[Begin Given records]

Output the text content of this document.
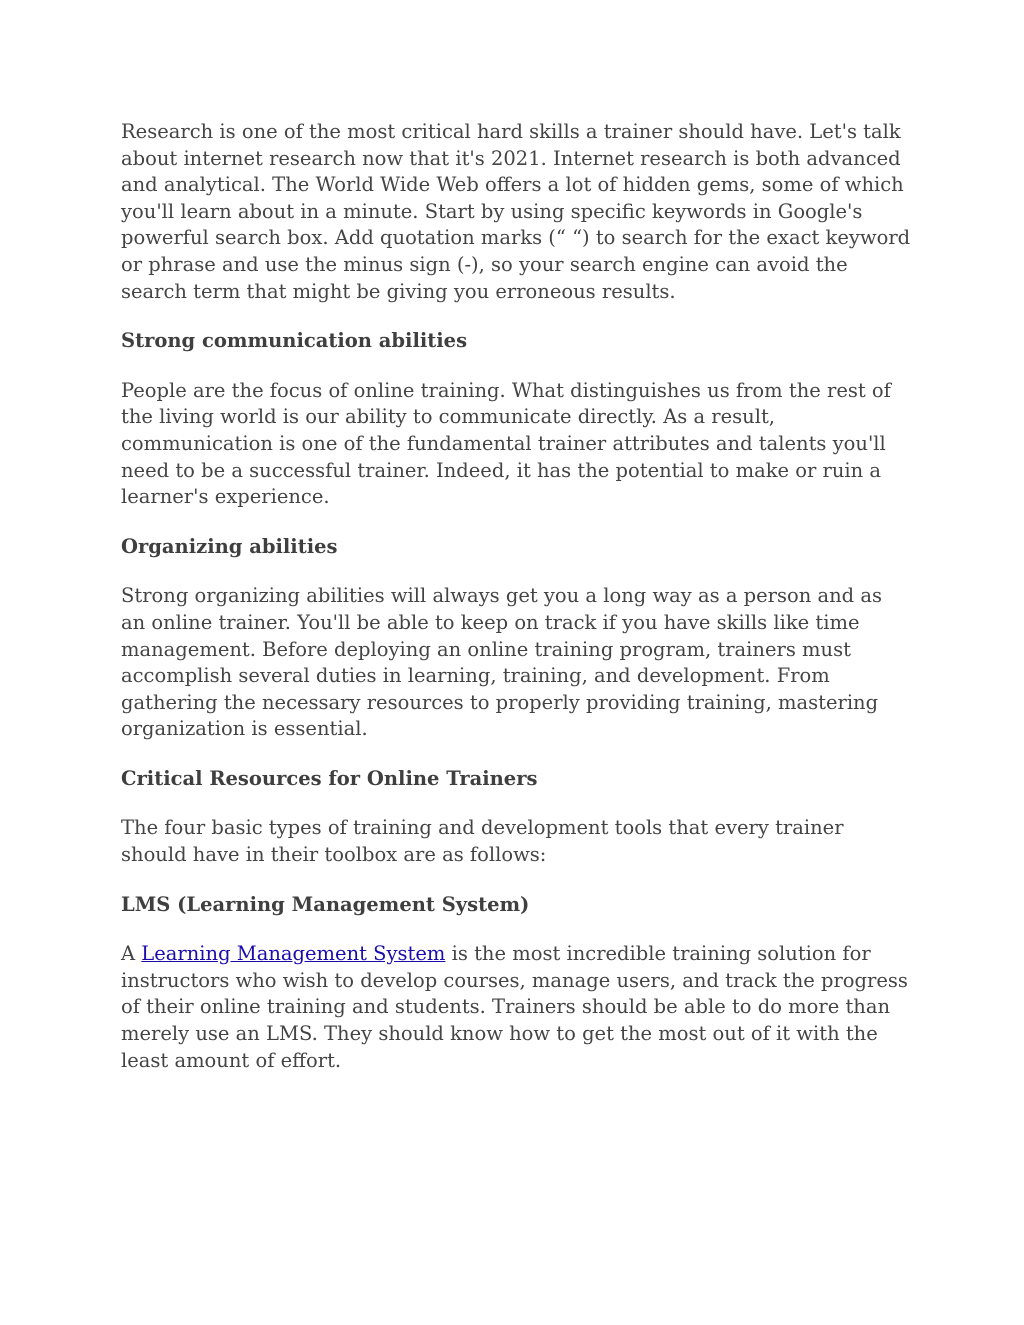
Research is one of the most critical hard skills a trainer should have. Let's talk about internet research now that it's 2021. Internet research is both advanced and analytical. The World Wide Web offers a lot of hidden gems, some of which you'll learn about in a minute. Start by using specific keywords in Google's powerful search box. Add quotation marks (“ “) to search for the exact keyword or phrase and use the minus sign (-), so your search engine can avoid the search term that might be giving you erroneous results.

Strong communication abilities

People are the focus of online training. What distinguishes us from the rest of the living world is our ability to communicate directly. As a result, communication is one of the fundamental trainer attributes and talents you'll need to be a successful trainer. Indeed, it has the potential to make or ruin a learner's experience.

Organizing abilities

Strong organizing abilities will always get you a long way as a person and as an online trainer. You'll be able to keep on track if you have skills like time management. Before deploying an online training program, trainers must accomplish several duties in learning, training, and development. From gathering the necessary resources to properly providing training, mastering organization is essential.

Critical Resources for Online Trainers

The four basic types of training and development tools that every trainer should have in their toolbox are as follows:

LMS (Learning Management System)

A Learning Management System is the most incredible training solution for instructors who wish to develop courses, manage users, and track the progress of their online training and students. Trainers should be able to do more than merely use an LMS. They should know how to get the most out of it with the least amount of effort.
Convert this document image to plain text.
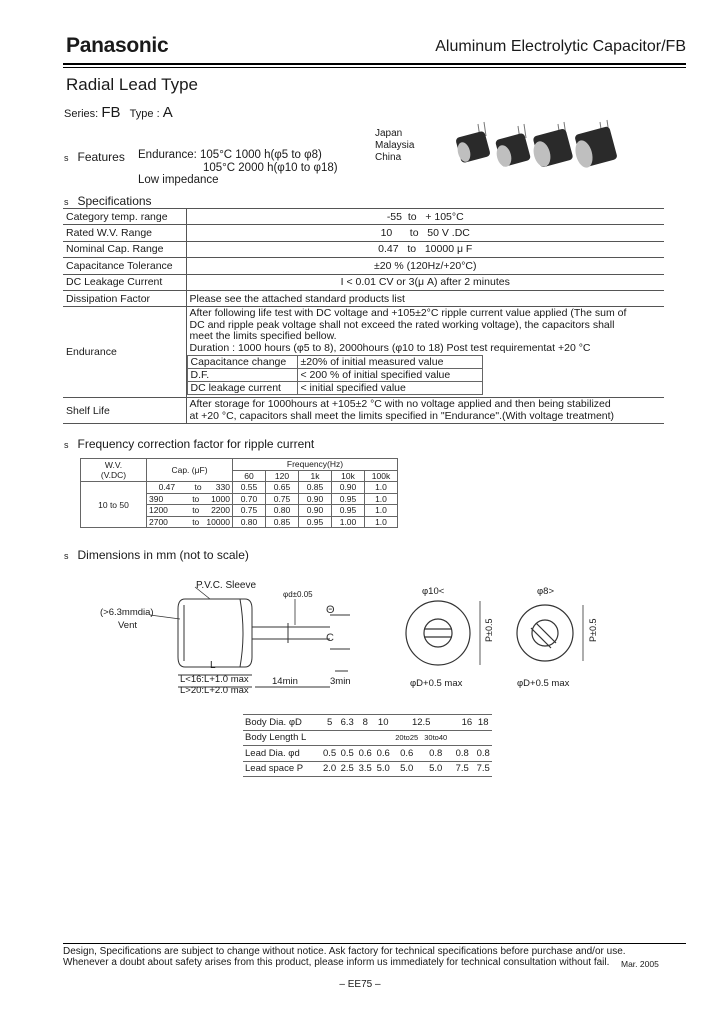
Panasonic	Aluminum Electrolytic Capacitor/FB
Radial Lead Type
Series: FB Type : A
Japan
Malaysia
China
s Features Endurance: 105°C 1000 h(φ5 to φ8)
105°C 2000 h(φ10 to φ18)
Low impedance
s Specifications
Category temp. range	-55  to   + 105°C
Rated W.V. Range	10      to   50 V .DC
Nominal Cap. Range	0.47   to   10000 μ F
Capacitance Tolerance	±20 % (120Hz/+20°C)
DC Leakage Current	I < 0.01 CV or 3(μ A) after 2 minutes
Dissipation Factor	Please see the attached standard products list
Endurance	
After following life test with DC voltage and +105±2°C ripple current value applied (The sum of
DC and ripple peak voltage shall not exceed the rated working voltage), the capacitors shall
meet the limits specified bellow.
Duration : 1000 hours (φ5 to 8), 2000hours (φ10 to 18) Post test requirementat +20 °C
Capacitance change	±20% of initial measured value
D.F.	< 200 % of initial specified value
DC leakage current	< initial specified value

Shelf Life	
After storage for 1000hours at +105±2 °C with no voltage applied and then being stabilized
at +20 °C, capacitors shall meet the limits specified in "Endurance".(With voltage treatment)
s Frequency correction factor for ripple current
W.V.
(V.DC)	Cap. (μF)		Frequency(Hz)				
			60	120	1k	10k	100k
10 to 50	0.47	to      330	0.55	0.65	0.85	0.90	1.0
	390	to     1000	0.70	0.75	0.90	0.95	1.0
	1200	to     2200	0.75	0.80	0.90	0.95	1.0
	2700	to   10000	0.80	0.85	0.95	1.00	1.0
s Dimensions in mm (not to scale)
Θ
C
P.V.C. Sleeve
(>6.3mmdia)
Vent
φd±0.05
L
L<16:L+1.0 max
L>20:L+2.0 max
14min	3min
φ10<	φ8>
P±0.5	P±0.5
φD+0.5 max	φD+0.5 max
Body Dia. φD	5	6.3	8	10	12.5		16	18
Body Length L					20to25	30to40		
Lead Dia. φd	0.5	0.5	0.6	0.6	0.6	0.8	0.8	0.8
Lead space P	2.0	2.5	3.5	5.0	5.0	5.0	7.5	7.5
Design, Specifications are subject to change without notice. Ask factory for technical specifications before purchase and/or use.
Whenever a doubt about safety arises from this product, please inform us immediately for technical consultation without fail. Mar. 2005
– EE75 –
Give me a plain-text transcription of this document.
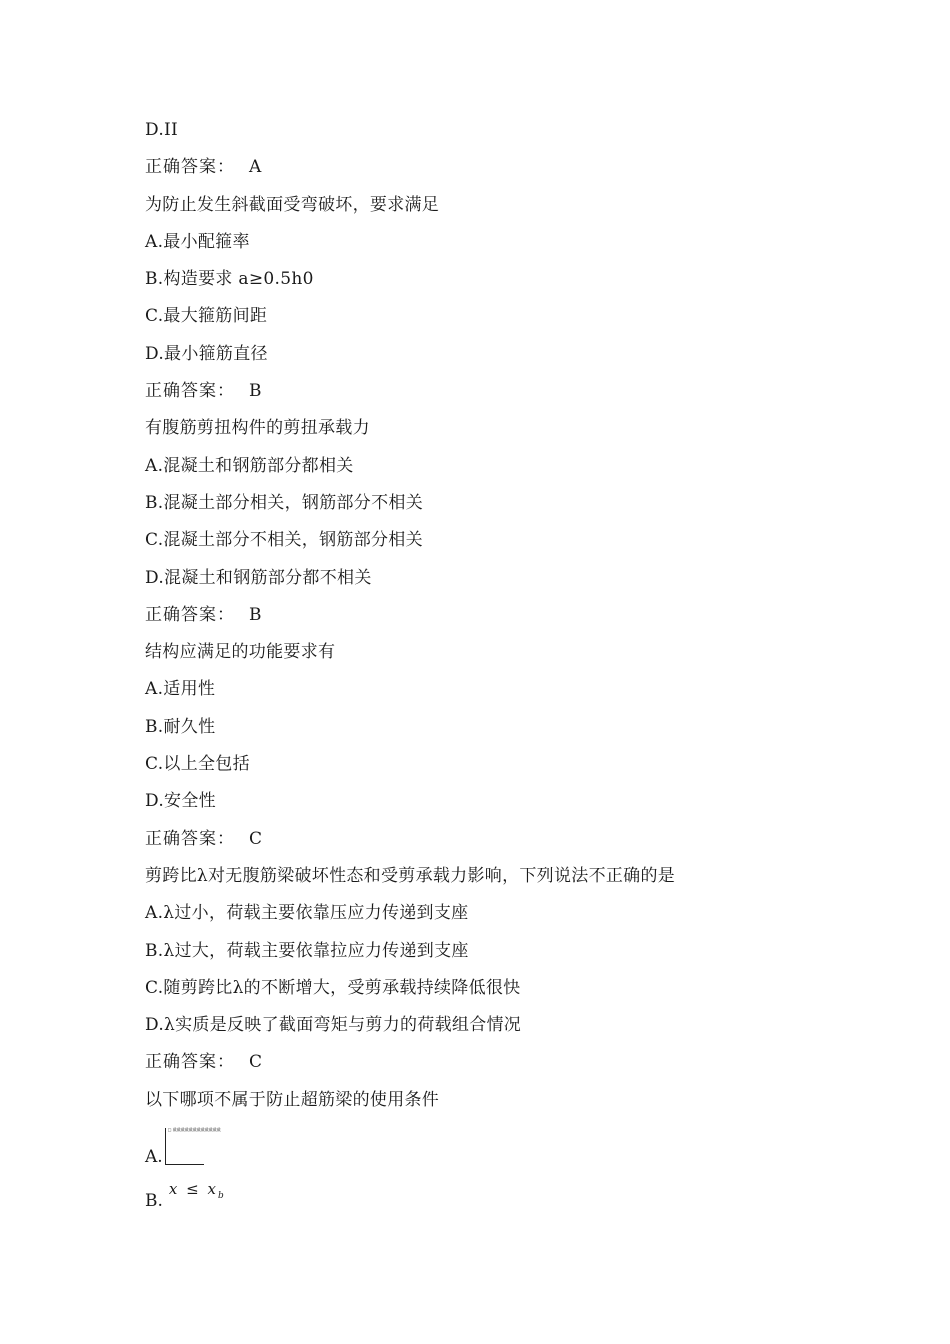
D.II
正确答案： A
为防止发生斜截面受弯破坏，要求满足
A.最小配箍率
B.构造要求 a≥0.5h0
C.最大箍筋间距
D.最小箍筋直径
正确答案： B
有腹筋剪扭构件的剪扭承载力
A.混凝土和钢筋部分都相关
B.混凝土部分相关，钢筋部分不相关
C.混凝土部分不相关，钢筋部分相关
D.混凝土和钢筋部分都不相关
正确答案： B
结构应满足的功能要求有
A.适用性
B.耐久性
C.以上全包括
D.安全性
正确答案： C
剪跨比λ对无腹筋梁破坏性态和受剪承载力影响，下列说法不正确的是
A.λ过小，荷载主要依靠压应力传递到支座
B.λ过大，荷载主要依靠拉应力传递到支座
C.随剪跨比λ的不断增大，受剪承载持续降低很快
D.λ实质是反映了截面弯矩与剪力的荷载组合情况
正确答案： C
以下哪项不属于防止超筋梁的使用条件
A.
□ 截截截截截截截截截截截截
B.
$x \le x_b$
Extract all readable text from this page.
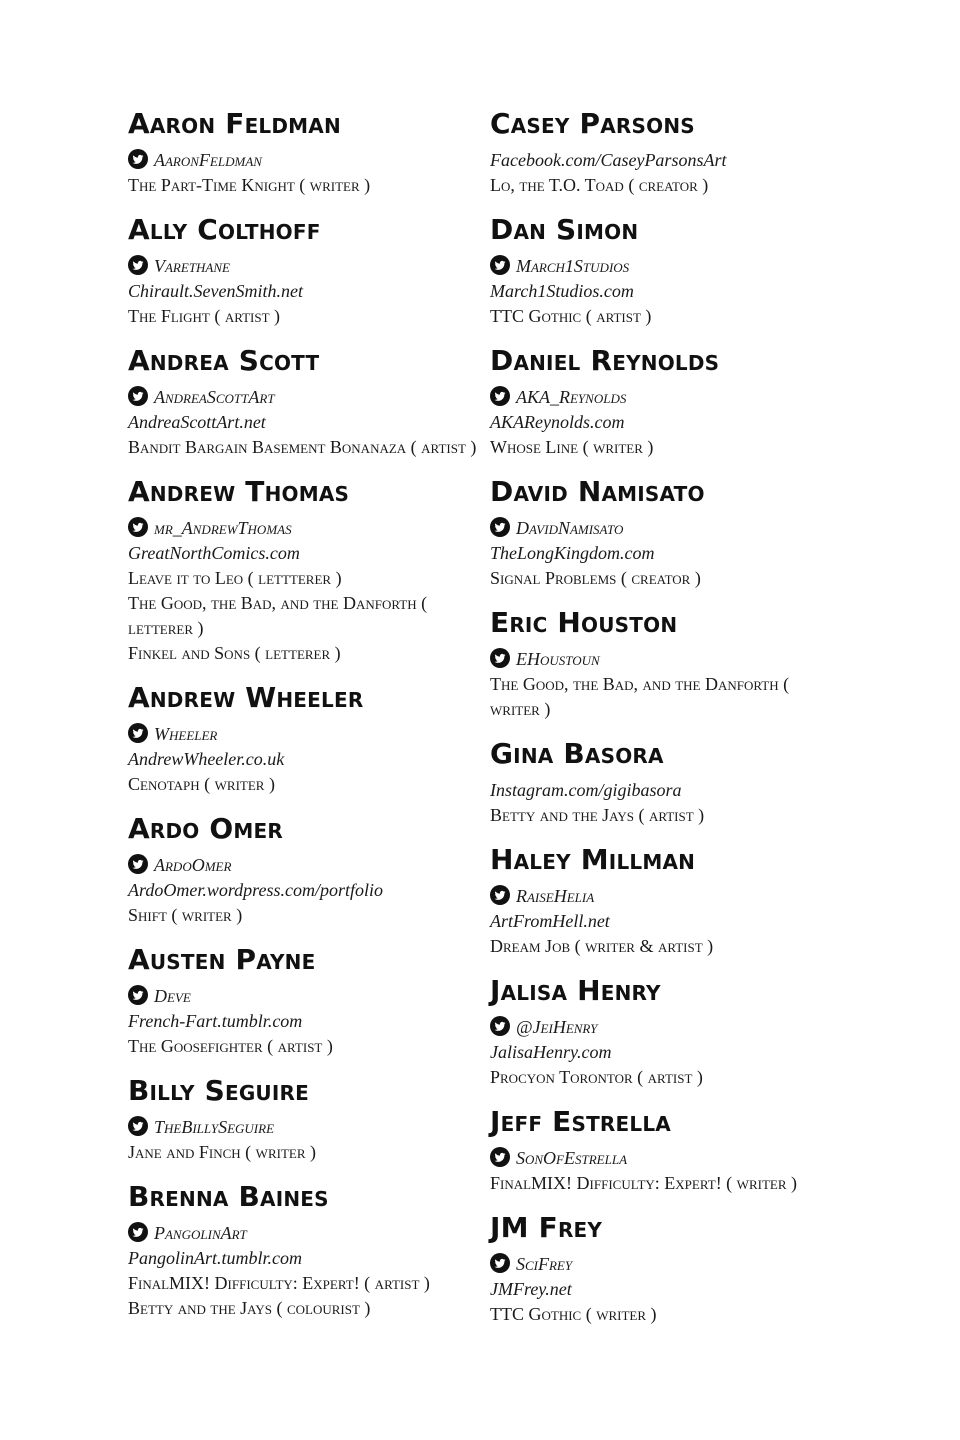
Aaron Feldman
AaronFeldman
The Part-Time Knight ( writer )
Ally Colthoff
Varethane
Chirault.SevenSmith.net
The Flight ( artist )
Andrea Scott
AndreaScottArt
AndreaScottArt.net
Bandit Bargain Basement Bonanaza ( artist )
Andrew Thomas
mr_AndrewThomas
GreatNorthComics.com
Leave it to Leo ( lettterer )
The Good, the Bad, and the Danforth ( letterer )
Finkel and Sons ( letterer )
Andrew Wheeler
Wheeler
AndrewWheeler.co.uk
Cenotaph ( writer )
Ardo Omer
ArdoOmer
ArdoOmer.wordpress.com/portfolio
Shift ( writer )
Austen Payne
Deve
French-Fart.tumblr.com
The Goosefighter ( artist )
Billy Seguire
TheBillySeguire
Jane and Finch ( writer )
Brenna Baines
PangolinArt
PangolinArt.tumblr.com
FinalMIX! Difficulty: Expert! ( artist )
Betty and the Jays ( colourist )
Casey Parsons
Facebook.com/CaseyParsonsArt
Lo, the T.O. Toad ( creator )
Dan Simon
March1Studios
March1Studios.com
TTC Gothic ( artist )
Daniel Reynolds
AKA_Reynolds
AKAReynolds.com
Whose Line ( writer )
David Namisato
DavidNamisato
TheLongKingdom.com
Signal Problems ( creator )
Eric Houston
EHoustoun
The Good, the Bad, and the Danforth ( writer )
Gina Basora
Instagram.com/gigibasora
Betty and the Jays ( artist )
Haley Millman
RaiseHelia
ArtFromHell.net
Dream Job ( writer & artist )
Jalisa Henry
@JeiHenry
JalisaHenry.com
Procyon Torontor ( artist )
Jeff Estrella
SonOfEstrella
FinalMIX! Difficulty: Expert! ( writer )
JM Frey
SciFrey
JMFrey.net
TTC Gothic ( writer )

[End Given records]

▶ _Problem requirements_
Copy out all the data without changing anything, and drop the pictures.

▶ _Answer to this task_
Output the text content of this document.
Research is one of the most critical hard skills a trainer should have. Let's talk about internet research now that it's 2021. Internet research is both advanced and analytical. The World Wide Web offers a lot of hidden gems, some of which you'll learn about in a minute. Start by using specific keywords in Google's powerful search box. Add quotation marks (“ “) to search for the exact keyword or phrase and use the minus sign (-), so your search engine can avoid the search term that might be giving you erroneous results.

Strong communication abilities

People are the focus of online training. What distinguishes us from the rest of the living world is our ability to communicate directly. As a result, communication is one of the fundamental trainer attributes and talents you'll need to be a successful trainer. Indeed, it has the potential to make or ruin a learner's experience.

Organizing abilities

Strong organizing abilities will always get you a long way as a person and as an online trainer. You'll be able to keep on track if you have skills like time management. Before deploying an online training program, trainers must accomplish several duties in learning, training, and development. From gathering the necessary resources to properly providing training, mastering organization is essential.

Critical Resources for Online Trainers

The four basic types of training and development tools that every trainer should have in their toolbox are as follows:

LMS (Learning Management System)

A Learning Management System is the most incredible training solution for instructors who wish to develop courses, manage users, and track the progress of their online training and students. Trainers should be able to do more than merely use an LMS. They should know how to get the most out of it with the least amount of effort.
Convert this document image to plain text.
Panasonic	Aluminum Electrolytic Capacitor/FB
Radial Lead Type
Series: FB Type : A
Japan
Malaysia
China
s Features Endurance: 105°C 1000 h(φ5 to φ8)
105°C 2000 h(φ10 to φ18)
Low impedance
s Specifications
Category temp. range	-55  to   + 105°C
Rated W.V. Range	10      to   50 V .DC
Nominal Cap. Range	0.47   to   10000 μ F
Capacitance Tolerance	±20 % (120Hz/+20°C)
DC Leakage Current	I < 0.01 CV or 3(μ A) after 2 minutes
Dissipation Factor	Please see the attached standard products list
Endurance	
After following life test with DC voltage and +105±2°C ripple current value applied (The sum of
DC and ripple peak voltage shall not exceed the rated working voltage), the capacitors shall
meet the limits specified bellow.
Duration : 1000 hours (φ5 to 8), 2000hours (φ10 to 18) Post test requirementat +20 °C
Capacitance change	±20% of initial measured value
D.F.	< 200 % of initial specified value
DC leakage current	< initial specified value

Shelf Life	
After storage for 1000hours at +105±2 °C with no voltage applied and then being stabilized
at +20 °C, capacitors shall meet the limits specified in "Endurance".(With voltage treatment)
s Frequency correction factor for ripple current
W.V.
(V.DC)	Cap. (μF)		Frequency(Hz)				
			60	120	1k	10k	100k
10 to 50	0.47	to      330	0.55	0.65	0.85	0.90	1.0
	390	to     1000	0.70	0.75	0.90	0.95	1.0
	1200	to     2200	0.75	0.80	0.90	0.95	1.0
	2700	to   10000	0.80	0.85	0.95	1.00	1.0
s Dimensions in mm (not to scale)
Θ
C
P.V.C. Sleeve
(>6.3mmdia)
Vent
φd±0.05
L
L<16:L+1.0 max
L>20:L+2.0 max
14min	3min
φ10<	φ8>
P±0.5	P±0.5
φD+0.5 max	φD+0.5 max
Body Dia. φD	5	6.3	8	10	12.5		16	18
Body Length L					20to25	30to40		
Lead Dia. φd	0.5	0.5	0.6	0.6	0.6	0.8	0.8	0.8
Lead space P	2.0	2.5	3.5	5.0	5.0	5.0	7.5	7.5
Design, Specifications are subject to change without notice. Ask factory for technical specifications before purchase and/or use.
Whenever a doubt about safety arises from this product, please inform us immediately for technical consultation without fail. Mar. 2005
– EE75 –
Give me a plain-text transcription of this document.
D.II
正确答案： A
为防止发生斜截面受弯破坏，要求满足
A.最小配箍率
B.构造要求 a≥0.5h0
C.最大箍筋间距
D.最小箍筋直径
正确答案： B
有腹筋剪扭构件的剪扭承载力
A.混凝土和钢筋部分都相关
B.混凝土部分相关，钢筋部分不相关
C.混凝土部分不相关，钢筋部分相关
D.混凝土和钢筋部分都不相关
正确答案： B
结构应满足的功能要求有
A.适用性
B.耐久性
C.以上全包括
D.安全性
正确答案： C
剪跨比λ对无腹筋梁破坏性态和受剪承载力影响，下列说法不正确的是
A.λ过小，荷载主要依靠压应力传递到支座
B.λ过大，荷载主要依靠拉应力传递到支座
C.随剪跨比λ的不断增大，受剪承载持续降低很快
D.λ实质是反映了截面弯矩与剪力的荷载组合情况
正确答案： C
以下哪项不属于防止超筋梁的使用条件
A.
□ 截截截截截截截截截截截截
B.
$x \le x_b$
Extract all readable text from this page.
Aaron Feldman
AaronFeldman
The Part-Time Knight ( writer )
Ally Colthoff
Varethane
Chirault.SevenSmith.net
The Flight ( artist )
Andrea Scott
AndreaScottArt
AndreaScottArt.net
Bandit Bargain Basement Bonanaza ( artist )
Andrew Thomas
mr_AndrewThomas
GreatNorthComics.com
Leave it to Leo ( lettterer )
The Good, the Bad, and the Danforth ( letterer )
Finkel and Sons ( letterer )
Andrew Wheeler
Wheeler
AndrewWheeler.co.uk
Cenotaph ( writer )
Ardo Omer
ArdoOmer
ArdoOmer.wordpress.com/portfolio
Shift ( writer )
Austen Payne
Deve
French-Fart.tumblr.com
The Goosefighter ( artist )
Billy Seguire
TheBillySeguire
Jane and Finch ( writer )
Brenna Baines
PangolinArt
PangolinArt.tumblr.com
FinalMIX! Difficulty: Expert! ( artist )
Betty and the Jays ( colourist )
Casey Parsons
Facebook.com/CaseyParsonsArt
Lo, the T.O. Toad ( creator )
Dan Simon
March1Studios
March1Studios.com
TTC Gothic ( artist )
Daniel Reynolds
AKA_Reynolds
AKAReynolds.com
Whose Line ( writer )
David Namisato
DavidNamisato
TheLongKingdom.com
Signal Problems ( creator )
Eric Houston
EHoustoun
The Good, the Bad, and the Danforth ( writer )
Gina Basora
Instagram.com/gigibasora
Betty and the Jays ( artist )
Haley Millman
RaiseHelia
ArtFromHell.net
Dream Job ( writer & artist )
Jalisa Henry
@JeiHenry
JalisaHenry.com
Procyon Torontor ( artist )
Jeff Estrella
SonOfEstrella
FinalMIX! Difficulty: Expert! ( writer )
JM Frey
SciFrey
JMFrey.net
TTC Gothic ( writer )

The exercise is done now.